Your objective ::
Omit all pictures. Copy the rest of the material exactly.

Dataset extract ::
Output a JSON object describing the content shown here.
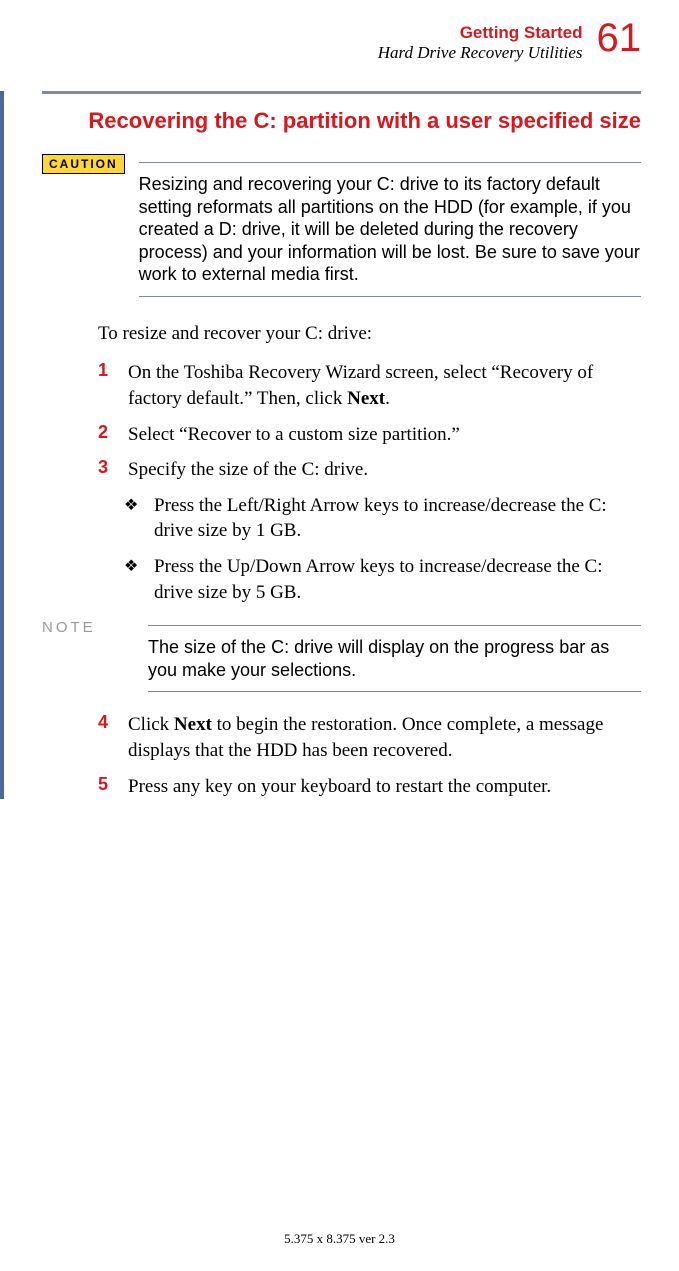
{
  "header": {
    "chapter": "Getting Started",
    "section": "Hard Drive Recovery Utilities",
    "page_number": "61"
  },
  "section_title": "Recovering the C: partition with a user specified size",
  "caution": {
    "label": "CAUTION",
    "text": "Resizing and recovering your C: drive to its factory default setting reformats all partitions on the HDD (for example, if you created a D: drive, it will be deleted during the recovery process) and your information will be lost. Be sure to save your work to external media first."
  },
  "intro": "To resize and recover your C: drive:",
  "steps": [
    {
      "num": "1",
      "pre": "On the Toshiba Recovery Wizard screen, select “Recovery of factory default.” Then, click ",
      "bold": "Next",
      "post": "."
    },
    {
      "num": "2",
      "pre": "Select “Recover to a custom size partition.”",
      "bold": "",
      "post": ""
    },
    {
      "num": "3",
      "pre": "Specify the size of the C: drive.",
      "bold": "",
      "post": ""
    }
  ],
  "sub_bullets": [
    "Press the Left/Right Arrow keys to increase/decrease the C: drive size by 1 GB.",
    "Press the Up/Down Arrow keys to increase/decrease the C: drive size by 5 GB."
  ],
  "note": {
    "label": "NOTE",
    "text": "The size of the C: drive will display on the progress bar as you make your selections."
  },
  "steps2": [
    {
      "num": "4",
      "pre": "Click ",
      "bold": "Next",
      "post": " to begin the restoration. Once complete, a message displays that the HDD has been recovered."
    },
    {
      "num": "5",
      "pre": "Press any key on your keyboard to restart the computer.",
      "bold": "",
      "post": ""
    }
  ],
  "footer": "5.375 x 8.375 ver 2.3"
}
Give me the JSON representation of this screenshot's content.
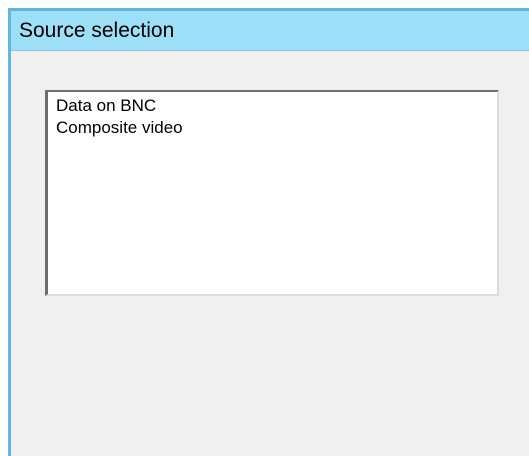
{
  "window": {
    "title": "Source selection"
  },
  "source_list": {
    "items": [
      {
        "label": "Data on BNC"
      },
      {
        "label": "Composite video"
      }
    ]
  },
  "colors": {
    "titlebar_background": "#9ddff7",
    "window_border": "#5fb5e5",
    "panel_background": "#f0f0f0",
    "listbox_background": "#ffffff"
  }
}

Exercise result ::
Output a JSON object describing the content shown here.
{
  "header": {
    "chapter": "Getting Started",
    "section": "Hard Drive Recovery Utilities",
    "page_number": "61"
  },
  "section_title": "Recovering the C: partition with a user specified size",
  "caution": {
    "label": "CAUTION",
    "text": "Resizing and recovering your C: drive to its factory default setting reformats all partitions on the HDD (for example, if you created a D: drive, it will be deleted during the recovery process) and your information will be lost. Be sure to save your work to external media first."
  },
  "intro": "To resize and recover your C: drive:",
  "steps": [
    {
      "num": "1",
      "pre": "On the Toshiba Recovery Wizard screen, select “Recovery of factory default.” Then, click ",
      "bold": "Next",
      "post": "."
    },
    {
      "num": "2",
      "pre": "Select “Recover to a custom size partition.”",
      "bold": "",
      "post": ""
    },
    {
      "num": "3",
      "pre": "Specify the size of the C: drive.",
      "bold": "",
      "post": ""
    }
  ],
  "sub_bullets": [
    "Press the Left/Right Arrow keys to increase/decrease the C: drive size by 1 GB.",
    "Press the Up/Down Arrow keys to increase/decrease the C: drive size by 5 GB."
  ],
  "note": {
    "label": "NOTE",
    "text": "The size of the C: drive will display on the progress bar as you make your selections."
  },
  "steps2": [
    {
      "num": "4",
      "pre": "Click ",
      "bold": "Next",
      "post": " to begin the restoration. Once complete, a message displays that the HDD has been recovered."
    },
    {
      "num": "5",
      "pre": "Press any key on your keyboard to restart the computer.",
      "bold": "",
      "post": ""
    }
  ],
  "footer": "5.375 x 8.375 ver 2.3"
}
Give me the JSON representation of this screenshot's content.
{
  "window": {
    "title": "Source selection"
  },
  "source_list": {
    "items": [
      {
        "label": "Data on BNC"
      },
      {
        "label": "Composite video"
      }
    ]
  },
  "colors": {
    "titlebar_background": "#9ddff7",
    "window_border": "#5fb5e5",
    "panel_background": "#f0f0f0",
    "listbox_background": "#ffffff"
  }
}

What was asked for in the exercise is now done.